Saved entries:
- - -
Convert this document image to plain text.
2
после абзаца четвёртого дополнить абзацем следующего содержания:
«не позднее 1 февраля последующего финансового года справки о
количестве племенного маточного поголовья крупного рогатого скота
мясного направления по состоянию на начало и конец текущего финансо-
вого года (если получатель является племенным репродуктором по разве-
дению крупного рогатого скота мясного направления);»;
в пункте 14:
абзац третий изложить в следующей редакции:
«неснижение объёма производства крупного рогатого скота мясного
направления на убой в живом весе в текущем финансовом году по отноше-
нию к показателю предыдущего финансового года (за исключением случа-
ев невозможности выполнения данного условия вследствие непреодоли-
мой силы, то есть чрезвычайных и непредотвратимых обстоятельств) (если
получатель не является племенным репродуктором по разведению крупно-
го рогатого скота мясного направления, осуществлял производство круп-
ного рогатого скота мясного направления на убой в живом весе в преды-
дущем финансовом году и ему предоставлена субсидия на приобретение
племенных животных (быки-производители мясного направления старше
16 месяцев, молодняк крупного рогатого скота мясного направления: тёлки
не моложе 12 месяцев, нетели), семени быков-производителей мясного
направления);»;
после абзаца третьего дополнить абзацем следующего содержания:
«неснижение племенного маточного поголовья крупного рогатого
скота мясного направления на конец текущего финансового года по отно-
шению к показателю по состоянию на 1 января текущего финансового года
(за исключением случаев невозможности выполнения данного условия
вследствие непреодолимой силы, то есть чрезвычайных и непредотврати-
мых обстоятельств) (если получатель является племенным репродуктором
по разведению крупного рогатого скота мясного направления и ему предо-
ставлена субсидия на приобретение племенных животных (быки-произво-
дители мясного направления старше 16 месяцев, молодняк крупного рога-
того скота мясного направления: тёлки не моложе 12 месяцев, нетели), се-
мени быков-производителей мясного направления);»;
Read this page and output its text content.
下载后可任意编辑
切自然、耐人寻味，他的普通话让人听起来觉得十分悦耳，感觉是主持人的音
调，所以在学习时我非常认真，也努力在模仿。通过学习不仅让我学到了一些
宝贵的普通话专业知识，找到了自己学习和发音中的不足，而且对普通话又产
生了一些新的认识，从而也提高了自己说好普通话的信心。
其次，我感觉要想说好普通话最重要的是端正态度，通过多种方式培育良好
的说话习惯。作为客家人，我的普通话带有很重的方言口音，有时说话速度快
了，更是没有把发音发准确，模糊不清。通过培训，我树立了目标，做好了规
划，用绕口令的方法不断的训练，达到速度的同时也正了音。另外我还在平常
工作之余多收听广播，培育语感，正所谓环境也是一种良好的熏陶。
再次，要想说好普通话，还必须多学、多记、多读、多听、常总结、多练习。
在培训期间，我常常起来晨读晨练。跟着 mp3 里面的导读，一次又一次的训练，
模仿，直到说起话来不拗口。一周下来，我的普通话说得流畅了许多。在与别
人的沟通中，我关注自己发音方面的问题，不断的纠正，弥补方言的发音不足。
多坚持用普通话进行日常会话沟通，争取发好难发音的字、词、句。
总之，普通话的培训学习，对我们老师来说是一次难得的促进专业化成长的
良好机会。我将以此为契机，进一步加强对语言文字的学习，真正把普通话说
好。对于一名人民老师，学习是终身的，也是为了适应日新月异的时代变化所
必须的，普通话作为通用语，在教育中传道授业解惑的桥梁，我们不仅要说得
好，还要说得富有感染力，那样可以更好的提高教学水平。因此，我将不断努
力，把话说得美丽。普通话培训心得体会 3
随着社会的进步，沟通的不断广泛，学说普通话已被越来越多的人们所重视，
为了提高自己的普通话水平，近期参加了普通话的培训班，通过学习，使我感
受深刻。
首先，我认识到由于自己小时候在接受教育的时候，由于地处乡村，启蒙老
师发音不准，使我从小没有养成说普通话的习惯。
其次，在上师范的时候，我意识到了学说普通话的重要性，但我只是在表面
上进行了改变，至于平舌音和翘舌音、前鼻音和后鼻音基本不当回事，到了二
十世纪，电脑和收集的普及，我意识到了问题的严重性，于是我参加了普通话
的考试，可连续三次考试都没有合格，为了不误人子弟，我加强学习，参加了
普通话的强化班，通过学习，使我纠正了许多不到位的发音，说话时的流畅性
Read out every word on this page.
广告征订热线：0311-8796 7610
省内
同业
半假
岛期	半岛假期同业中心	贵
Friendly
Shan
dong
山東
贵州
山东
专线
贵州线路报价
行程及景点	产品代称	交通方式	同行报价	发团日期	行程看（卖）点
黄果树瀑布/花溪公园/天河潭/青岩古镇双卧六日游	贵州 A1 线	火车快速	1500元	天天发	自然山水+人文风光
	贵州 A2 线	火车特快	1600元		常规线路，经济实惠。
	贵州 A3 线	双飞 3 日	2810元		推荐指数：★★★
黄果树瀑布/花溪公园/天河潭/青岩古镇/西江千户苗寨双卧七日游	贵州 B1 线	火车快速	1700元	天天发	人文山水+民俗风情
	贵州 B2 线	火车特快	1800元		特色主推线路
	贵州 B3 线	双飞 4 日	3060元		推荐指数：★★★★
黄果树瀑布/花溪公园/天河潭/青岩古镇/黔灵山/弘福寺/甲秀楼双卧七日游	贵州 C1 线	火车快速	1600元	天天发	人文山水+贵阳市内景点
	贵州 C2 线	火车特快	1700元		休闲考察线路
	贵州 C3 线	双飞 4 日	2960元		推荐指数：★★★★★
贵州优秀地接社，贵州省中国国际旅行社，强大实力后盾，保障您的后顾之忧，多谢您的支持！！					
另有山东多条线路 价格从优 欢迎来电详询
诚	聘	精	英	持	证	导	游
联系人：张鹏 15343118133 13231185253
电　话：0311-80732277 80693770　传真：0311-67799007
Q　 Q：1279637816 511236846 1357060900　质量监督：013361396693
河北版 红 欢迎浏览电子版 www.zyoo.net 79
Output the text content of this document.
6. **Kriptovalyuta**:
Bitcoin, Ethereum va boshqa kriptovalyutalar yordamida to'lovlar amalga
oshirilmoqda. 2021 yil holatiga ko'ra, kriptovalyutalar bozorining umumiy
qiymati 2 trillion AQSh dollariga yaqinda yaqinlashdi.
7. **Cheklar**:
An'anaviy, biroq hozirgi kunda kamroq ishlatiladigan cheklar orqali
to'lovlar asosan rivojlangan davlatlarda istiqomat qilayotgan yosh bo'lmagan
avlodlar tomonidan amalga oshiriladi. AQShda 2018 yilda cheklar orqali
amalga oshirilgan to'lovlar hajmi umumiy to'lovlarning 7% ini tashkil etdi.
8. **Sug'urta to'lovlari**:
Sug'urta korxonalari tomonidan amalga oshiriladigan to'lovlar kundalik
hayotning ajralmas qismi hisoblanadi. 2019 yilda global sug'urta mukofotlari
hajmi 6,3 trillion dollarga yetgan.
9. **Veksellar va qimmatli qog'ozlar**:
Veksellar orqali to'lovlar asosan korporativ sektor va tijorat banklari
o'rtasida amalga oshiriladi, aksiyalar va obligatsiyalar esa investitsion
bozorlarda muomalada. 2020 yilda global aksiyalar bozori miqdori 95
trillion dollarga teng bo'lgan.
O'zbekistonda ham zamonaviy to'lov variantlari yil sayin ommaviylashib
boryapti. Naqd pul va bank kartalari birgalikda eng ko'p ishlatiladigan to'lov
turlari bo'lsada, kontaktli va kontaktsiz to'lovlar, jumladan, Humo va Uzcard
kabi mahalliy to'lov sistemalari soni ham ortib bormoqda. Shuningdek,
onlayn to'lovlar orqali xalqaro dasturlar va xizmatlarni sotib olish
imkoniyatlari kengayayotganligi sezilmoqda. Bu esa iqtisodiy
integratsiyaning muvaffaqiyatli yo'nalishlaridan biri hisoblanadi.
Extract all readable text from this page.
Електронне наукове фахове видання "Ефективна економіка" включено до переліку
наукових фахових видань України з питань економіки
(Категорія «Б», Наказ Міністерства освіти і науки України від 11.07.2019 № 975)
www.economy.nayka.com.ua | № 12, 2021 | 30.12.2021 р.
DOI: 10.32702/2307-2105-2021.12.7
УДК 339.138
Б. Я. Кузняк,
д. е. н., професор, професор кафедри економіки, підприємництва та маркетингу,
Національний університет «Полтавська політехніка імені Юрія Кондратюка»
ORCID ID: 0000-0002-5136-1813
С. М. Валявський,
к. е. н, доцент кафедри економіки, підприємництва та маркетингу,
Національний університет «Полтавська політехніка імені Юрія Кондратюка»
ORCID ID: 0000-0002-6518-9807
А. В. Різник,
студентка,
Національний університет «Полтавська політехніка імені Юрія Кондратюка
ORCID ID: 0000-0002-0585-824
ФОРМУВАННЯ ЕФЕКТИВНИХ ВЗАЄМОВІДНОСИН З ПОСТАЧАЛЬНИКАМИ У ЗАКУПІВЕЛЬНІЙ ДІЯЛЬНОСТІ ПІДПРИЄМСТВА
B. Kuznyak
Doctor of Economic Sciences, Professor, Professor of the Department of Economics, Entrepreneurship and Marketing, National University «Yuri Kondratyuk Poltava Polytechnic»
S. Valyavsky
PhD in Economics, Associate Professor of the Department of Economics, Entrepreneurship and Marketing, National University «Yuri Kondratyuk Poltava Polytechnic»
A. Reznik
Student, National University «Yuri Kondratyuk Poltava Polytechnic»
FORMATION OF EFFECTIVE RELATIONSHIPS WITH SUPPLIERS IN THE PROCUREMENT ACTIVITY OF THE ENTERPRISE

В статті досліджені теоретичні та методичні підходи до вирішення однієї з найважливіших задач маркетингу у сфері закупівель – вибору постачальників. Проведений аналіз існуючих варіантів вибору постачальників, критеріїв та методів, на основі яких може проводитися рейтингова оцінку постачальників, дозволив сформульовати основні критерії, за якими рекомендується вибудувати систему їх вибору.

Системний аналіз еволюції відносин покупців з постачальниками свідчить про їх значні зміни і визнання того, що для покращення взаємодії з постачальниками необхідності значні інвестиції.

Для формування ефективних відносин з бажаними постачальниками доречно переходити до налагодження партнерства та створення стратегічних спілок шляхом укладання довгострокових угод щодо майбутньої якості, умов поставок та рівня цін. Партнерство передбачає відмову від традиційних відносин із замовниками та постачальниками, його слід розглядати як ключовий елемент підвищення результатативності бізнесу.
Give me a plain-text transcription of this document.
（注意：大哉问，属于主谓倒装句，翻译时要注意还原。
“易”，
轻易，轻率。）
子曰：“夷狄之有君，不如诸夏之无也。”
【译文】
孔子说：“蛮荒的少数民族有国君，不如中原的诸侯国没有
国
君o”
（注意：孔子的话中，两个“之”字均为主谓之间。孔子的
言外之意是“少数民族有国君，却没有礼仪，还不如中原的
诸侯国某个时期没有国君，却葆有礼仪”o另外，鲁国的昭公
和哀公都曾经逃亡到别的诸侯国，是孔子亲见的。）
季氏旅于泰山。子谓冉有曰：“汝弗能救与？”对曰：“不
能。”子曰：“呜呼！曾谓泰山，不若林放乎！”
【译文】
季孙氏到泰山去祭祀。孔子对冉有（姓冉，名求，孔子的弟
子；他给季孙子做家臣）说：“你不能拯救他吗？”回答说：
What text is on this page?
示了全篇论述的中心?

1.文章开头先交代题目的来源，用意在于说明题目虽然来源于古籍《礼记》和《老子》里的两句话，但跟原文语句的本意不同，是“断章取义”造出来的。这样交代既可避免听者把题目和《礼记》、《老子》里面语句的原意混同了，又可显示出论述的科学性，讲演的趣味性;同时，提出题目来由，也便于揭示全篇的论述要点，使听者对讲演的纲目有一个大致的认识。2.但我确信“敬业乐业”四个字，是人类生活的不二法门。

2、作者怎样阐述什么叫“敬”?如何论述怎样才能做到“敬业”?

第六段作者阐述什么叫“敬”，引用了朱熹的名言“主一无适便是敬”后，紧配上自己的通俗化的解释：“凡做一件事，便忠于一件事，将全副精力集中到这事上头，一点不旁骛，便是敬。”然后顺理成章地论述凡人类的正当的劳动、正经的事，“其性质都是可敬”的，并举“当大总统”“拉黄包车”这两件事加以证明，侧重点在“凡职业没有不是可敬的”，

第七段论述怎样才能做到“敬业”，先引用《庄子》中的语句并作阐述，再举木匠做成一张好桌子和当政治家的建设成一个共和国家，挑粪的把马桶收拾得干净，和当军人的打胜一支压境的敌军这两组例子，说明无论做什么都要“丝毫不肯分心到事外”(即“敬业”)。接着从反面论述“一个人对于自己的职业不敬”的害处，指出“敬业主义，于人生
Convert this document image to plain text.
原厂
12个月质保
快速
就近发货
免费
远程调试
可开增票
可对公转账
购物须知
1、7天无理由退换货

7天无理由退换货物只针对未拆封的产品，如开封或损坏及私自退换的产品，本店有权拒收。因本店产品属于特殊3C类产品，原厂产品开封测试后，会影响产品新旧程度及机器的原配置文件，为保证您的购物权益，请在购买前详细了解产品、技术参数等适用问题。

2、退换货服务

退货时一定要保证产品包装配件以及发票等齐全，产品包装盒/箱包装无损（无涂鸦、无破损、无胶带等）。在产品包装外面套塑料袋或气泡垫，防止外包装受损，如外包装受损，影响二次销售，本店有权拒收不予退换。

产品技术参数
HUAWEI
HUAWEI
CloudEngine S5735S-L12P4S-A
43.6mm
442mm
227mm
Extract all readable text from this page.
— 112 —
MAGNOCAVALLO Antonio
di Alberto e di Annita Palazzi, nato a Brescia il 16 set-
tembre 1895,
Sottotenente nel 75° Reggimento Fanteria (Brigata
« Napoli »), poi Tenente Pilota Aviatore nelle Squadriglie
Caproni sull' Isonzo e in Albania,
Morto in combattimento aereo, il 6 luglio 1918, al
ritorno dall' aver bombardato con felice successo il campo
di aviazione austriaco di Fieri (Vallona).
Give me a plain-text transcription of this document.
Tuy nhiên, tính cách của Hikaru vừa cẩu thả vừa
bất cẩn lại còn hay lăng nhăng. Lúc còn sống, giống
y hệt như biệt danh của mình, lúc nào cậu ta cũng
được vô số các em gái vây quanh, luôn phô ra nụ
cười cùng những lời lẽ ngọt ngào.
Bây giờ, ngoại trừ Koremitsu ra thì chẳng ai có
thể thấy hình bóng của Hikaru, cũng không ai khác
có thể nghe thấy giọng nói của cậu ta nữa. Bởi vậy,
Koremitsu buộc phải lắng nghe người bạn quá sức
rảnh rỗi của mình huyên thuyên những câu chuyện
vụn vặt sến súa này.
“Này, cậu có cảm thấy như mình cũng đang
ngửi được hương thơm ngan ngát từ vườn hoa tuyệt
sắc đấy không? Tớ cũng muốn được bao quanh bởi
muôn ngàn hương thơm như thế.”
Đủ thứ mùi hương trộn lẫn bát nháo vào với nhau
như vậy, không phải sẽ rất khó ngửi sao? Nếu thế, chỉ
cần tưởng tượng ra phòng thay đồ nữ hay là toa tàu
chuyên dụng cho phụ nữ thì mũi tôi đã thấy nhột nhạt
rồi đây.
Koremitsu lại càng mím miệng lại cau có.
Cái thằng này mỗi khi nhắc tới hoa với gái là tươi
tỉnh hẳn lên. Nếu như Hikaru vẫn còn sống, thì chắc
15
- - -
▶ [WRITTEN REQUEST]:
Look above for every line with the word "dollarga" and copy it.

▶ [WRITTEN ANSWER]:
hajmi 6,3 trillion dollarga yetgan.
trillion dollarga teng bo'lgan.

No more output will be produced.